▸ Your task: Strip the pictures and reproduce the rest of the listing exactly.

◇ ◇ ◇ ◇ ◇

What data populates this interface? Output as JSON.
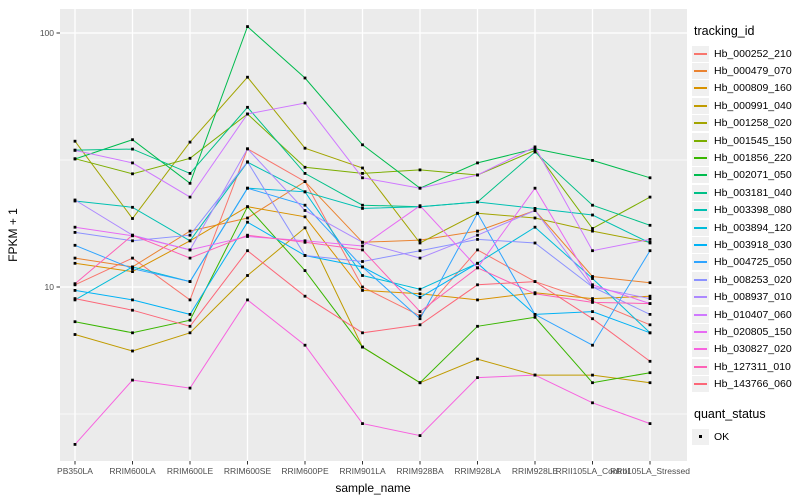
{
  "chart_data": {
    "type": "line",
    "title": "",
    "xlabel": "sample_name",
    "ylabel": "FPKM + 1",
    "y_scale": "log10",
    "y_ticks": [
      {
        "value": 100,
        "label": "100"
      },
      {
        "value": 10,
        "label": "10"
      }
    ],
    "y_minor_ticks": [
      31.623,
      3.162
    ],
    "ylim": [
      2.0,
      125.0
    ],
    "grid": "on",
    "panel_bg": "#EBEBEB",
    "grid_color": "#FFFFFF",
    "point_shape": "filled-square",
    "point_color": "#000000",
    "categories": [
      "PB350LA",
      "RRIM600LA",
      "RRIM600LE",
      "RRIM600SE",
      "RRIM600PE",
      "RRIM901LA",
      "RRIM928BA",
      "RRIM928LA",
      "RRIM928LE",
      "RRII105LA_Control",
      "RRII105LA_Stressed"
    ],
    "legend": {
      "title": "tracking_id",
      "position": "right"
    },
    "quant_legend": {
      "title": "quant_status",
      "items": [
        "OK"
      ]
    },
    "series": [
      {
        "name": "Hb_000252_210",
        "color": "#F8766D",
        "values": [
          10.2,
          13.0,
          8.9,
          35.0,
          26.0,
          10.0,
          7.7,
          14.0,
          10.5,
          8.8,
          7.1
        ]
      },
      {
        "name": "Hb_000479_070",
        "color": "#EA8331",
        "values": [
          13.0,
          12.0,
          16.6,
          18.7,
          26.0,
          15.0,
          15.3,
          16.6,
          20.0,
          11.0,
          10.4
        ]
      },
      {
        "name": "Hb_000809_160",
        "color": "#D89200",
        "values": [
          12.4,
          11.5,
          15.2,
          20.7,
          18.9,
          9.7,
          9.4,
          8.9,
          9.5,
          9.0,
          9.2
        ]
      },
      {
        "name": "Hb_000991_040",
        "color": "#C09B00",
        "values": [
          6.5,
          5.6,
          6.6,
          11.1,
          17.1,
          5.8,
          4.2,
          5.2,
          4.5,
          4.5,
          4.2
        ]
      },
      {
        "name": "Hb_001258_020",
        "color": "#A2A400",
        "values": [
          37.5,
          18.6,
          37.2,
          67.0,
          35.2,
          29.4,
          14.9,
          19.5,
          18.7,
          16.6,
          15.0
        ]
      },
      {
        "name": "Hb_001545_150",
        "color": "#7CAE00",
        "values": [
          32.0,
          27.9,
          32.1,
          48.0,
          29.6,
          28.0,
          28.9,
          27.6,
          34.5,
          17.0,
          22.6
        ]
      },
      {
        "name": "Hb_001856_220",
        "color": "#39B600",
        "values": [
          7.3,
          6.6,
          7.4,
          20.7,
          11.6,
          5.8,
          4.2,
          7.0,
          7.6,
          4.2,
          4.6
        ]
      },
      {
        "name": "Hb_002071_050",
        "color": "#00BB4E",
        "values": [
          31.9,
          38.0,
          25.6,
          106.0,
          66.5,
          36.3,
          24.5,
          30.8,
          35.0,
          31.5,
          26.9
        ]
      },
      {
        "name": "Hb_003181_040",
        "color": "#00C087",
        "values": [
          34.6,
          34.9,
          28.0,
          51.0,
          28.0,
          21.0,
          20.7,
          21.6,
          34.0,
          21.0,
          17.5
        ]
      },
      {
        "name": "Hb_003398_080",
        "color": "#00C0B2",
        "values": [
          21.8,
          20.6,
          15.2,
          31.0,
          23.7,
          20.4,
          20.7,
          21.6,
          20.4,
          19.2,
          14.9
        ]
      },
      {
        "name": "Hb_003894_120",
        "color": "#00BCD9",
        "values": [
          8.9,
          12.0,
          10.5,
          24.5,
          23.7,
          11.1,
          9.8,
          12.4,
          17.2,
          10.8,
          6.6
        ]
      },
      {
        "name": "Hb_003918_030",
        "color": "#00B2F5",
        "values": [
          9.7,
          8.9,
          7.8,
          18.0,
          13.3,
          12.0,
          9.1,
          12.4,
          7.8,
          8.0,
          6.6
        ]
      },
      {
        "name": "Hb_004725_050",
        "color": "#2FA4FF",
        "values": [
          14.6,
          11.8,
          10.5,
          24.5,
          21.0,
          12.0,
          7.5,
          19.5,
          7.8,
          5.9,
          13.9
        ]
      },
      {
        "name": "Hb_008253_020",
        "color": "#8C92FF",
        "values": [
          16.4,
          15.2,
          16.0,
          31.1,
          13.3,
          12.6,
          13.9,
          15.4,
          14.9,
          10.0,
          7.8
        ]
      },
      {
        "name": "Hb_008937_010",
        "color": "#AC88FF",
        "values": [
          22.0,
          16.0,
          14.0,
          35.0,
          20.0,
          15.0,
          13.0,
          16.0,
          20.0,
          10.0,
          9.0
        ]
      },
      {
        "name": "Hb_010407_060",
        "color": "#CF78FF",
        "values": [
          34.5,
          30.8,
          22.6,
          48.0,
          53.0,
          26.9,
          24.5,
          27.6,
          35.6,
          13.9,
          15.4
        ]
      },
      {
        "name": "Hb_020805_150",
        "color": "#E76BF3",
        "values": [
          17.2,
          15.9,
          14.0,
          15.8,
          15.2,
          14.5,
          20.9,
          11.9,
          24.5,
          10.2,
          8.6
        ]
      },
      {
        "name": "Hb_030827_020",
        "color": "#F763DF",
        "values": [
          2.4,
          4.3,
          4.0,
          8.9,
          5.9,
          2.9,
          2.6,
          4.4,
          4.5,
          3.5,
          2.9
        ]
      },
      {
        "name": "Hb_127311_010",
        "color": "#FD61B6",
        "values": [
          10.3,
          16.0,
          13.0,
          16.0,
          15.0,
          14.0,
          8.0,
          11.9,
          9.4,
          8.7,
          8.6
        ]
      },
      {
        "name": "Hb_143766_060",
        "color": "#FC6778",
        "values": [
          9.0,
          8.1,
          7.0,
          13.9,
          9.2,
          6.6,
          7.1,
          10.2,
          10.5,
          7.5,
          5.1
        ]
      }
    ]
  }
}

◇ ◇ ◇ ◇ ◇

▸ Exercise response:
What data populates this interface? Output as JSON.
{
  "chart_data": {
    "type": "line",
    "title": "",
    "xlabel": "sample_name",
    "ylabel": "FPKM + 1",
    "y_scale": "log10",
    "y_ticks": [
      {
        "value": 100,
        "label": "100"
      },
      {
        "value": 10,
        "label": "10"
      }
    ],
    "y_minor_ticks": [
      31.623,
      3.162
    ],
    "ylim": [
      2.0,
      125.0
    ],
    "grid": "on",
    "panel_bg": "#EBEBEB",
    "grid_color": "#FFFFFF",
    "point_shape": "filled-square",
    "point_color": "#000000",
    "categories": [
      "PB350LA",
      "RRIM600LA",
      "RRIM600LE",
      "RRIM600SE",
      "RRIM600PE",
      "RRIM901LA",
      "RRIM928BA",
      "RRIM928LA",
      "RRIM928LE",
      "RRII105LA_Control",
      "RRII105LA_Stressed"
    ],
    "legend": {
      "title": "tracking_id",
      "position": "right"
    },
    "quant_legend": {
      "title": "quant_status",
      "items": [
        "OK"
      ]
    },
    "series": [
      {
        "name": "Hb_000252_210",
        "color": "#F8766D",
        "values": [
          10.2,
          13.0,
          8.9,
          35.0,
          26.0,
          10.0,
          7.7,
          14.0,
          10.5,
          8.8,
          7.1
        ]
      },
      {
        "name": "Hb_000479_070",
        "color": "#EA8331",
        "values": [
          13.0,
          12.0,
          16.6,
          18.7,
          26.0,
          15.0,
          15.3,
          16.6,
          20.0,
          11.0,
          10.4
        ]
      },
      {
        "name": "Hb_000809_160",
        "color": "#D89200",
        "values": [
          12.4,
          11.5,
          15.2,
          20.7,
          18.9,
          9.7,
          9.4,
          8.9,
          9.5,
          9.0,
          9.2
        ]
      },
      {
        "name": "Hb_000991_040",
        "color": "#C09B00",
        "values": [
          6.5,
          5.6,
          6.6,
          11.1,
          17.1,
          5.8,
          4.2,
          5.2,
          4.5,
          4.5,
          4.2
        ]
      },
      {
        "name": "Hb_001258_020",
        "color": "#A2A400",
        "values": [
          37.5,
          18.6,
          37.2,
          67.0,
          35.2,
          29.4,
          14.9,
          19.5,
          18.7,
          16.6,
          15.0
        ]
      },
      {
        "name": "Hb_001545_150",
        "color": "#7CAE00",
        "values": [
          32.0,
          27.9,
          32.1,
          48.0,
          29.6,
          28.0,
          28.9,
          27.6,
          34.5,
          17.0,
          22.6
        ]
      },
      {
        "name": "Hb_001856_220",
        "color": "#39B600",
        "values": [
          7.3,
          6.6,
          7.4,
          20.7,
          11.6,
          5.8,
          4.2,
          7.0,
          7.6,
          4.2,
          4.6
        ]
      },
      {
        "name": "Hb_002071_050",
        "color": "#00BB4E",
        "values": [
          31.9,
          38.0,
          25.6,
          106.0,
          66.5,
          36.3,
          24.5,
          30.8,
          35.0,
          31.5,
          26.9
        ]
      },
      {
        "name": "Hb_003181_040",
        "color": "#00C087",
        "values": [
          34.6,
          34.9,
          28.0,
          51.0,
          28.0,
          21.0,
          20.7,
          21.6,
          34.0,
          21.0,
          17.5
        ]
      },
      {
        "name": "Hb_003398_080",
        "color": "#00C0B2",
        "values": [
          21.8,
          20.6,
          15.2,
          31.0,
          23.7,
          20.4,
          20.7,
          21.6,
          20.4,
          19.2,
          14.9
        ]
      },
      {
        "name": "Hb_003894_120",
        "color": "#00BCD9",
        "values": [
          8.9,
          12.0,
          10.5,
          24.5,
          23.7,
          11.1,
          9.8,
          12.4,
          17.2,
          10.8,
          6.6
        ]
      },
      {
        "name": "Hb_003918_030",
        "color": "#00B2F5",
        "values": [
          9.7,
          8.9,
          7.8,
          18.0,
          13.3,
          12.0,
          9.1,
          12.4,
          7.8,
          8.0,
          6.6
        ]
      },
      {
        "name": "Hb_004725_050",
        "color": "#2FA4FF",
        "values": [
          14.6,
          11.8,
          10.5,
          24.5,
          21.0,
          12.0,
          7.5,
          19.5,
          7.8,
          5.9,
          13.9
        ]
      },
      {
        "name": "Hb_008253_020",
        "color": "#8C92FF",
        "values": [
          16.4,
          15.2,
          16.0,
          31.1,
          13.3,
          12.6,
          13.9,
          15.4,
          14.9,
          10.0,
          7.8
        ]
      },
      {
        "name": "Hb_008937_010",
        "color": "#AC88FF",
        "values": [
          22.0,
          16.0,
          14.0,
          35.0,
          20.0,
          15.0,
          13.0,
          16.0,
          20.0,
          10.0,
          9.0
        ]
      },
      {
        "name": "Hb_010407_060",
        "color": "#CF78FF",
        "values": [
          34.5,
          30.8,
          22.6,
          48.0,
          53.0,
          26.9,
          24.5,
          27.6,
          35.6,
          13.9,
          15.4
        ]
      },
      {
        "name": "Hb_020805_150",
        "color": "#E76BF3",
        "values": [
          17.2,
          15.9,
          14.0,
          15.8,
          15.2,
          14.5,
          20.9,
          11.9,
          24.5,
          10.2,
          8.6
        ]
      },
      {
        "name": "Hb_030827_020",
        "color": "#F763DF",
        "values": [
          2.4,
          4.3,
          4.0,
          8.9,
          5.9,
          2.9,
          2.6,
          4.4,
          4.5,
          3.5,
          2.9
        ]
      },
      {
        "name": "Hb_127311_010",
        "color": "#FD61B6",
        "values": [
          10.3,
          16.0,
          13.0,
          16.0,
          15.0,
          14.0,
          8.0,
          11.9,
          9.4,
          8.7,
          8.6
        ]
      },
      {
        "name": "Hb_143766_060",
        "color": "#FC6778",
        "values": [
          9.0,
          8.1,
          7.0,
          13.9,
          9.2,
          6.6,
          7.1,
          10.2,
          10.5,
          7.5,
          5.1
        ]
      }
    ]
  }
}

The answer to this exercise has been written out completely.